_Instruction_: Copy every line with the string "novas" in it.

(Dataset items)
━━━━━━━━━━━━━━━━━━━━━━━━━━━━━━

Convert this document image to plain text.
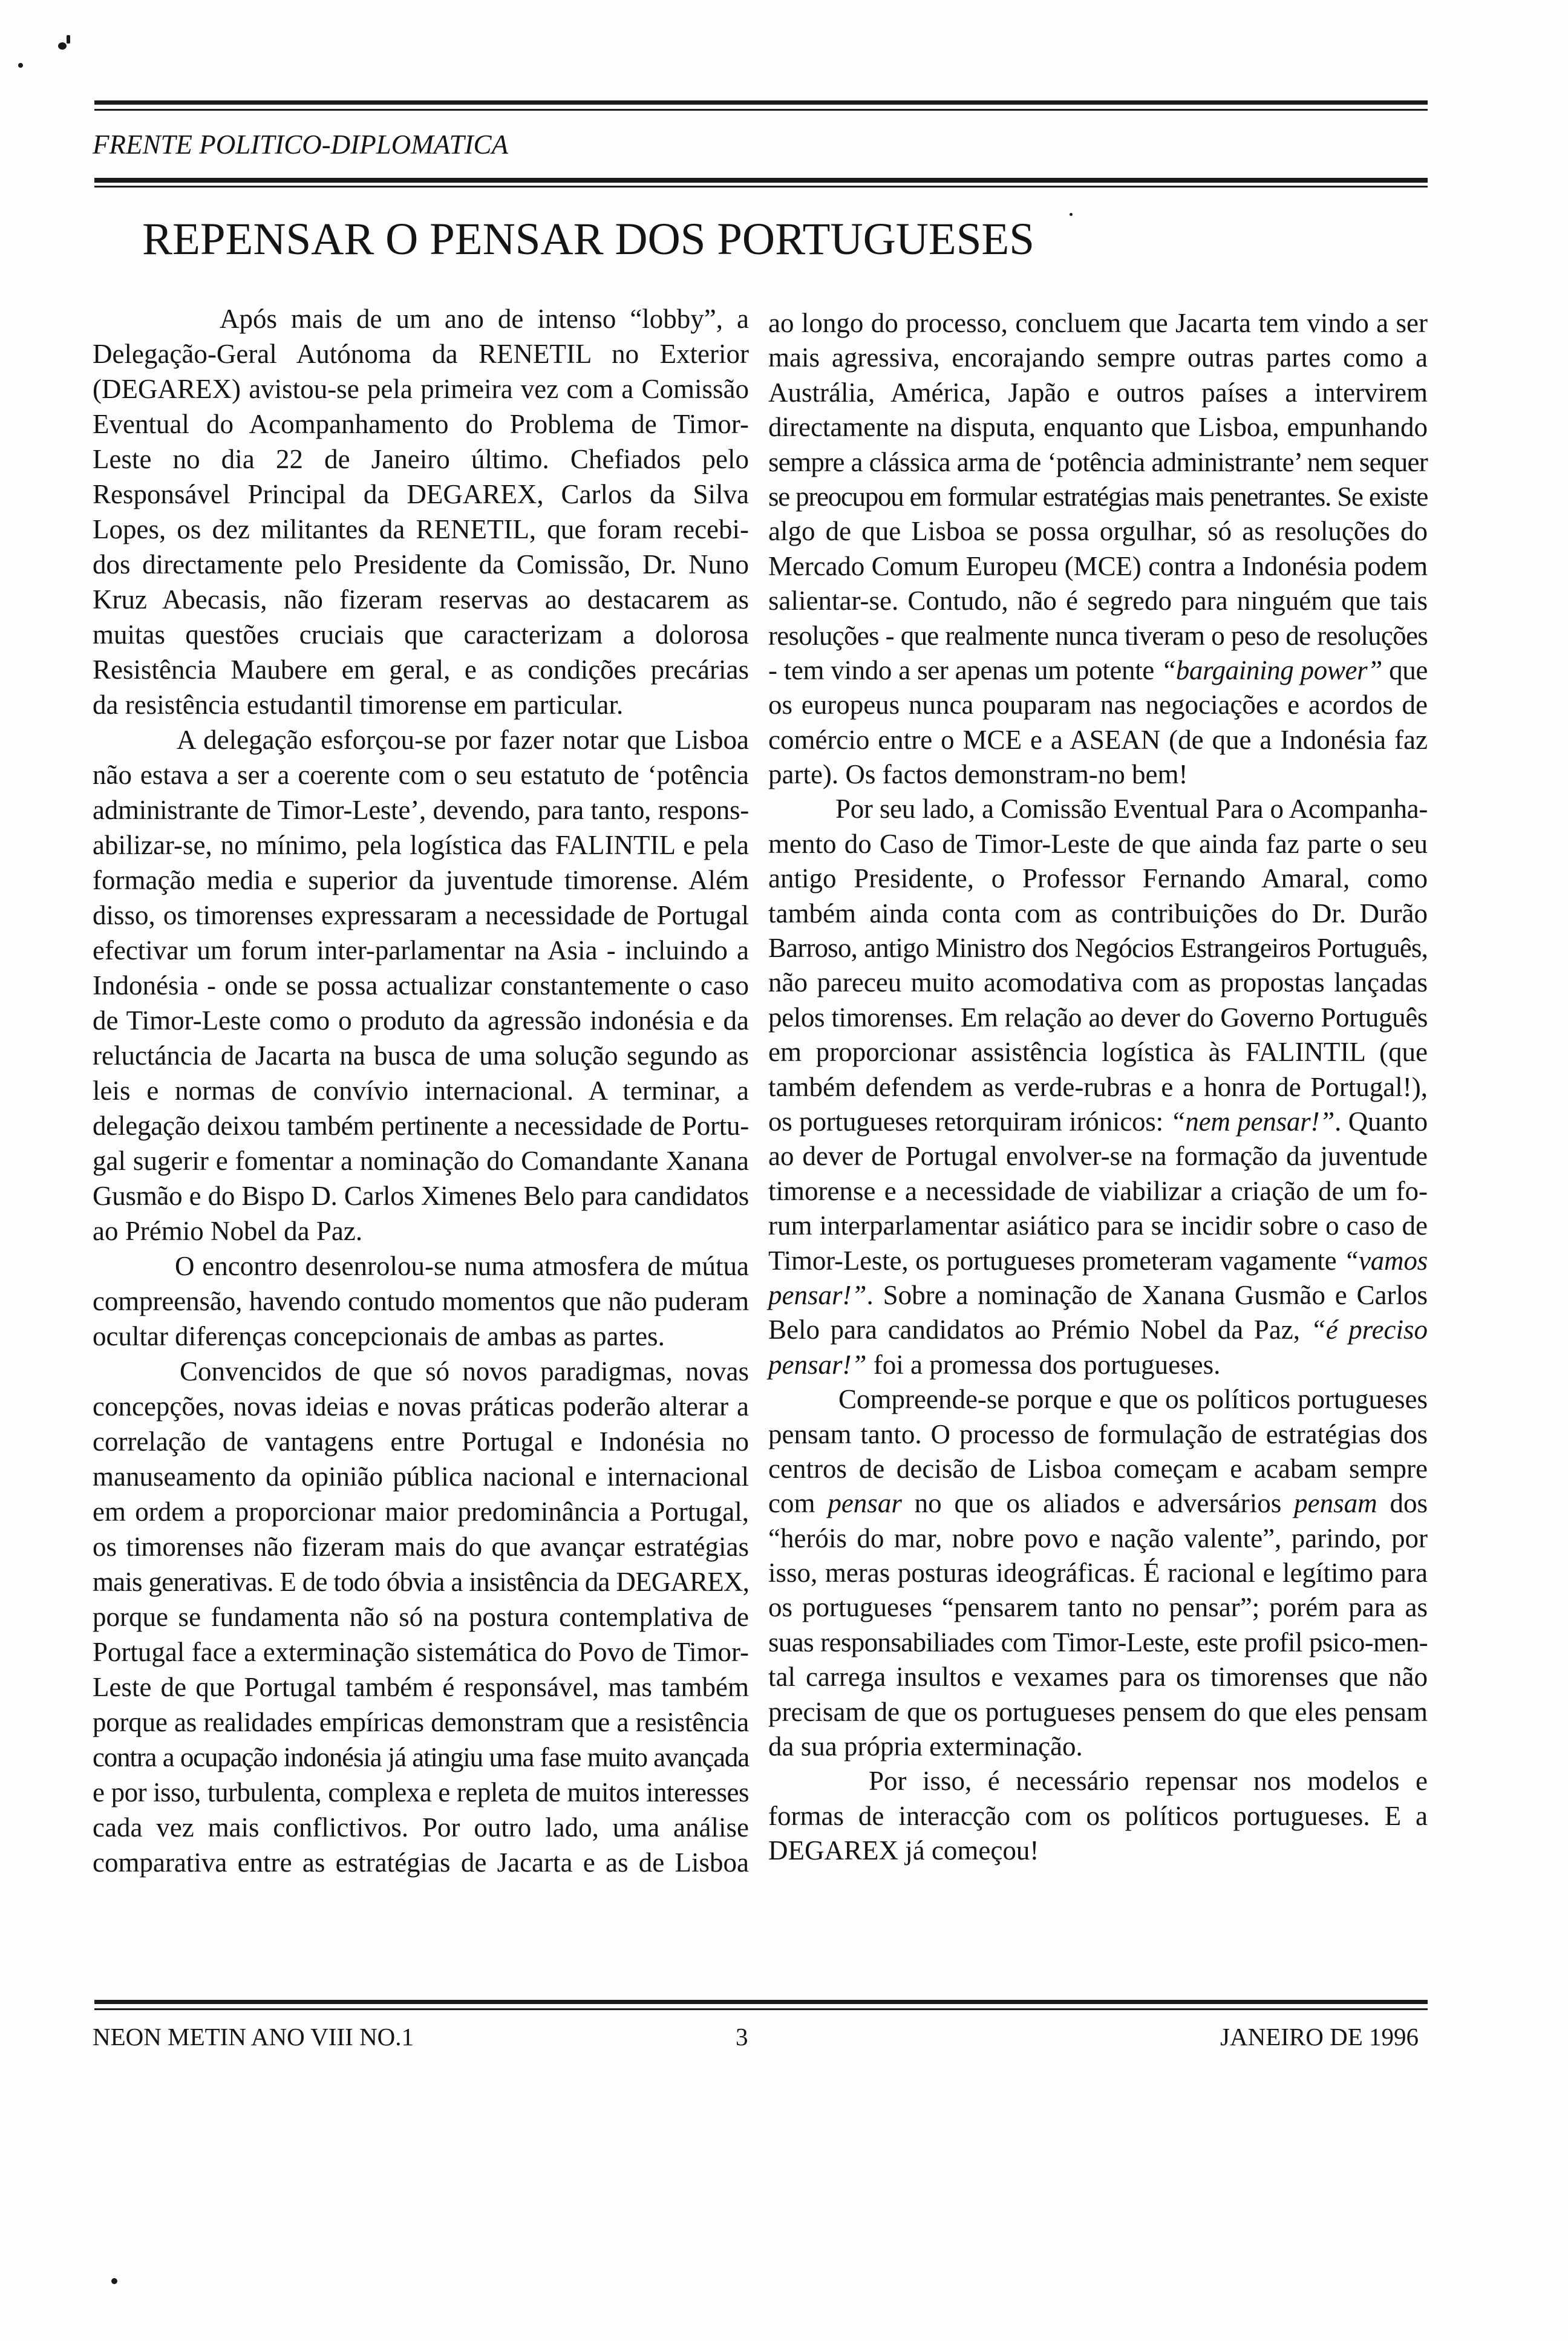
FRENTE POLITICO-DIPLOMATICA
REPENSAR O PENSAR DOS PORTUGUESES
Após mais de um ano de intenso “lobby”, a
Delegação-Geral Autónoma da RENETIL no Exterior
(DEGAREX) avistou-se pela primeira vez com a Comissão
Eventual do Acompanhamento do Problema de Timor-
Leste no dia 22 de Janeiro último. Chefiados pelo
Responsável Principal da DEGAREX, Carlos da Silva
Lopes, os dez militantes da RENETIL, que foram recebi-
dos directamente pelo Presidente da Comissão, Dr. Nuno
Kruz Abecasis, não fizeram reservas ao destacarem as
muitas questões cruciais que caracterizam a dolorosa
Resistência Maubere em geral, e as condições precárias
da resistência estudantil timorense em particular.
A delegação esforçou-se por fazer notar que Lisboa
não estava a ser a coerente com o seu estatuto de ‘potência
administrante de Timor-Leste’, devendo, para tanto, respons-
abilizar-se, no mínimo, pela logística das FALINTIL e pela
formação media e superior da juventude timorense. Além
disso, os timorenses expressaram a necessidade de Portugal
efectivar um forum inter-parlamentar na Asia - incluindo a
Indonésia - onde se possa actualizar constantemente o caso
de Timor-Leste como o produto da agressão indonésia e da
reluctáncia de Jacarta na busca de uma solução segundo as
leis e normas de convívio internacional. A terminar, a
delegação deixou também pertinente a necessidade de Portu-
gal sugerir e fomentar a nominação do Comandante Xanana
Gusmão e do Bispo D. Carlos Ximenes Belo para candidatos
ao Prémio Nobel da Paz.
O encontro desenrolou-se numa atmosfera de mútua
compreensão, havendo contudo momentos que não puderam
ocultar diferenças concepcionais de ambas as partes.
Convencidos de que só novos paradigmas, novas
concepções, novas ideias e novas práticas poderão alterar a
correlação de vantagens entre Portugal e Indonésia no
manuseamento da opinião pública nacional e internacional
em ordem a proporcionar maior predominância a Portugal,
os timorenses não fizeram mais do que avançar estratégias
mais generativas. E de todo óbvia a insistência da DEGAREX,
porque se fundamenta não só na postura contemplativa de
Portugal face a exterminação sistemática do Povo de Timor-
Leste de que Portugal também é responsável, mas também
porque as realidades empíricas demonstram que a resistência
contra a ocupação indonésia já atingiu uma fase muito avançada
e por isso, turbulenta, complexa e repleta de muitos interesses
cada vez mais conflictivos. Por outro lado, uma análise
comparativa entre as estratégias de Jacarta e as de Lisboa
ao longo do processo, concluem que Jacarta tem vindo a ser
mais agressiva, encorajando sempre outras partes como a
Austrália, América, Japão e outros países a intervirem
directamente na disputa, enquanto que Lisboa, empunhando
sempre a clássica arma de ‘potência administrante’ nem sequer
se preocupou em formular estratégias mais penetrantes. Se existe
algo de que Lisboa se possa orgulhar, só as resoluções do
Mercado Comum Europeu (MCE) contra a Indonésia podem
salientar-se. Contudo, não é segredo para ninguém que tais
resoluções - que realmente nunca tiveram o peso de resoluções
- tem vindo a ser apenas um potente “bargaining power” que
os europeus nunca pouparam nas negociações e acordos de
comércio entre o MCE e a ASEAN (de que a Indonésia faz
parte). Os factos demonstram-no bem!
Por seu lado, a Comissão Eventual Para o Acompanha-
mento do Caso de Timor-Leste de que ainda faz parte o seu
antigo Presidente, o Professor Fernando Amaral, como
também ainda conta com as contribuições do Dr. Durão
Barroso, antigo Ministro dos Negócios Estrangeiros Português,
não pareceu muito acomodativa com as propostas lançadas
pelos timorenses. Em relação ao dever do Governo Português
em proporcionar assistência logística às FALINTIL (que
também defendem as verde-rubras e a honra de Portugal!),
os portugueses retorquiram irónicos: “nem pensar!”. Quanto
ao dever de Portugal envolver-se na formação da juventude
timorense e a necessidade de viabilizar a criação de um fo-
rum interparlamentar asiático para se incidir sobre o caso de
Timor-Leste, os portugueses prometeram vagamente “vamos
pensar!”. Sobre a nominação de Xanana Gusmão e Carlos
Belo para candidatos ao Prémio Nobel da Paz, “é preciso
pensar!” foi a promessa dos portugueses.
Compreende-se porque e que os políticos portugueses
pensam tanto. O processo de formulação de estratégias dos
centros de decisão de Lisboa começam e acabam sempre
com pensar no que os aliados e adversários pensam dos
“heróis do mar, nobre povo e nação valente”, parindo, por
isso, meras posturas ideográficas. É racional e legítimo para
os portugueses “pensarem tanto no pensar”; porém para as
suas responsabiliades com Timor-Leste, este profil psico-men-
tal carrega insultos e vexames para os timorenses que não
precisam de que os portugueses pensem do que eles pensam
da sua própria exterminação.
Por isso, é necessário repensar nos modelos e
formas de interacção com os políticos portugueses. E a
DEGAREX já começou!
NEON METIN ANO VIII NO.1	3	JANEIRO DE 1996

━━━━━━━━━━━━━━━━━━━━━━━━━━━━━━

_Final result_:
Convencidos de que só novos paradigmas, novas
concepções, novas ideias e novas práticas poderão alterar a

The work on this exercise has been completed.